(Collected data entries)
---

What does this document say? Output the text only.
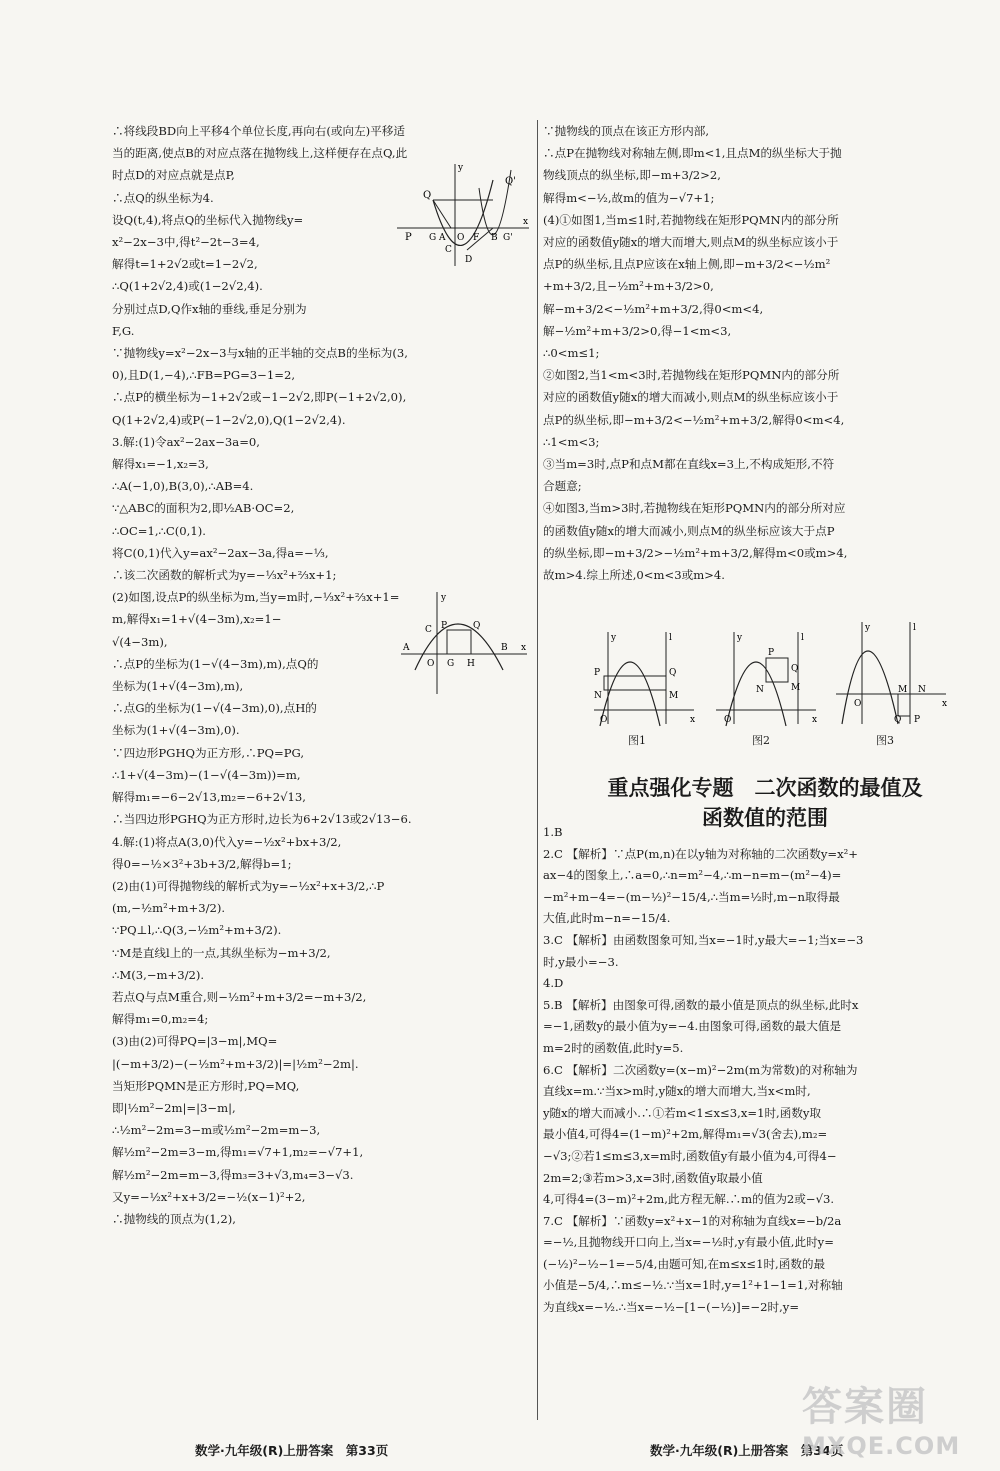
∴将线段BD向上平移4个单位长度,再向右(或向左)平移适
当的距离,使点B的对应点落在抛物线上,这样便存在点Q,此
时点D的对应点就是点P,
∴点Q的纵坐标为4.
设Q(t,4),将点Q的坐标代入抛物线y=
x²−2x−3中,得t²−2t−3=4,
解得t=1+2√2或t=1−2√2,
∴Q(1+2√2,4)或(1−2√2,4).
分别过点D,Q作x轴的垂线,垂足分别为
F,G.
∵抛物线y=x²−2x−3与x轴的正半轴的交点B的坐标为(3,
0),且D(1,−4),∴FB=PG=3−1=2,
∴点P的横坐标为−1+2√2或−1−2√2,即P(−1+2√2,0),
Q(1+2√2,4)或P(−1−2√2,0),Q(1−2√2,4).
3.解:(1)令ax²−2ax−3a=0,
解得x₁=−1,x₂=3,
∴A(−1,0),B(3,0),∴AB=4.
∵△ABC的面积为2,即½AB·OC=2,
∴OC=1,∴C(0,1).
将C(0,1)代入y=ax²−2ax−3a,得a=−⅓,
∴该二次函数的解析式为y=−⅓x²+⅔x+1;
(2)如图,设点P的纵坐标为m,当y=m时,−⅓x²+⅔x+1=
m,解得x₁=1+√(4−3m),x₂=1−
√(4−3m),
∴点P的坐标为(1−√(4−3m),m),点Q的
坐标为(1+√(4−3m),m),
∴点G的坐标为(1−√(4−3m),0),点H的
坐标为(1+√(4−3m),0).
∵四边形PGHQ为正方形,∴PQ=PG,
∴1+√(4−3m)−(1−√(4−3m))=m,
解得m₁=−6−2√13,m₂=−6+2√13,
∴当四边形PGHQ为正方形时,边长为6+2√13或2√13−6.
4.解:(1)将点A(3,0)代入y=−½x²+bx+3/2,
得0=−½×3²+3b+3/2,解得b=1;
(2)由(1)可得抛物线的解析式为y=−½x²+x+3/2,∴P
(m,−½m²+m+3/2).
∵PQ⊥l,∴Q(3,−½m²+m+3/2).
∵M是直线l上的一点,其纵坐标为−m+3/2,
∴M(3,−m+3/2).
若点Q与点M重合,则−½m²+m+3/2=−m+3/2,
解得m₁=0,m₂=4;
(3)由(2)可得PQ=|3−m|,MQ=
|(−m+3/2)−(−½m²+m+3/2)|=|½m²−2m|.
当矩形PQMN是正方形时,PQ=MQ,
即|½m²−2m|=|3−m|,
∴½m²−2m=3−m或½m²−2m=m−3,
解½m²−2m=3−m,得m₁=√7+1,m₂=−√7+1,
解½m²−2m=m−3,得m₃=3+√3,m₄=3−√3.
又y=−½x²+x+3/2=−½(x−1)²+2,
∴抛物线的顶点为(1,2),
∵抛物线的顶点在该正方形内部,
∴点P在抛物线对称轴左侧,即m<1,且点M的纵坐标大于抛
物线顶点的纵坐标,即−m+3/2>2,
解得m<−½,故m的值为−√7+1;
(4)①如图1,当m≤1时,若抛物线在矩形PQMN内的部分所
对应的函数值y随x的增大而增大,则点M的纵坐标应该小于
点P的纵坐标,且点P应该在x轴上侧,即−m+3/2<−½m²
+m+3/2,且−½m²+m+3/2>0,
解−m+3/2<−½m²+m+3/2,得0<m<4,
解−½m²+m+3/2>0,得−1<m<3,
∴0<m≤1;
②如图2,当1<m<3时,若抛物线在矩形PQMN内的部分所
对应的函数值y随x的增大而减小,则点M的纵坐标应该小于
点P的纵坐标,即−m+3/2<−½m²+m+3/2,解得0<m<4,
∴1<m<3;
③当m=3时,点P和点M都在直线x=3上,不构成矩形,不符
合题意;
④如图3,当m>3时,若抛物线在矩形PQMN内的部分所对应
的函数值y随x的增大而减小,则点M的纵坐标应该大于点P
的纵坐标,即−m+3/2>−½m²+m+3/2,解得m<0或m>4,
故m>4.综上所述,0<m<3或m>4.
Q
Q'
P G A O F B G'
C
D
x
y
y
C P	Q
A
O G H
B x
y	l
P	Q
N	M
O	x
y	l
P
Q
N	M
O	x
y	l
P
Q
N
M
O	x
图1	图2	图3
重点强化专题　二次函数的最值及
函数值的范围
1.B
2.C 【解析】∵点P(m,n)在以y轴为对称轴的二次函数y=x²+
ax−4的图象上,∴a=0,∴n=m²−4,∴m−n=m−(m²−4)=
−m²+m−4=−(m−½)²−15/4,∴当m=½时,m−n取得最
大值,此时m−n=−15/4.
3.C 【解析】由函数图象可知,当x=−1时,y最大=−1;当x=−3
时,y最小=−3.
4.D
5.B 【解析】由图象可得,函数的最小值是顶点的纵坐标,此时x
=−1,函数y的最小值为y=−4.由图象可得,函数的最大值是
m=2时的函数值,此时y=5.
6.C 【解析】二次函数y=(x−m)²−2m(m为常数)的对称轴为
直线x=m.∵当x>m时,y随x的增大而增大,当x<m时,
y随x的增大而减小.∴①若m<1≤x≤3,x=1时,函数y取
最小值4,可得4=(1−m)²+2m,解得m₁=√3(舍去),m₂=
−√3;②若1≤m≤3,x=m时,函数值y有最小值为4,可得4−
2m=2;③若m>3,x=3时,函数值y取最小值
4,可得4=(3−m)²+2m,此方程无解.∴m的值为2或−√3.
7.C 【解析】∵函数y=x²+x−1的对称轴为直线x=−b/2a
=−½,且抛物线开口向上,当x=−½时,y有最小值,此时y=
(−½)²−½−1=−5/4,由题可知,在m≤x≤1时,函数的最
小值是−5/4,∴m≤−½.∵当x=1时,y=1²+1−1=1,对称轴
为直线x=−½.∴当x=−½−[1−(−½)]=−2时,y=
数学·九年级(R)上册答案　第33页	数学·九年级(R)上册答案　第34页
答案圈
MXQE.COM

---

Task details
Using the listing above, pull out all lines that hold the word "由图象可得".

Response
5.B 【解析】由图象可得,函数的最小值是顶点的纵坐标,此时x
=−1,函数y的最小值为y=−4.由图象可得,函数的最大值是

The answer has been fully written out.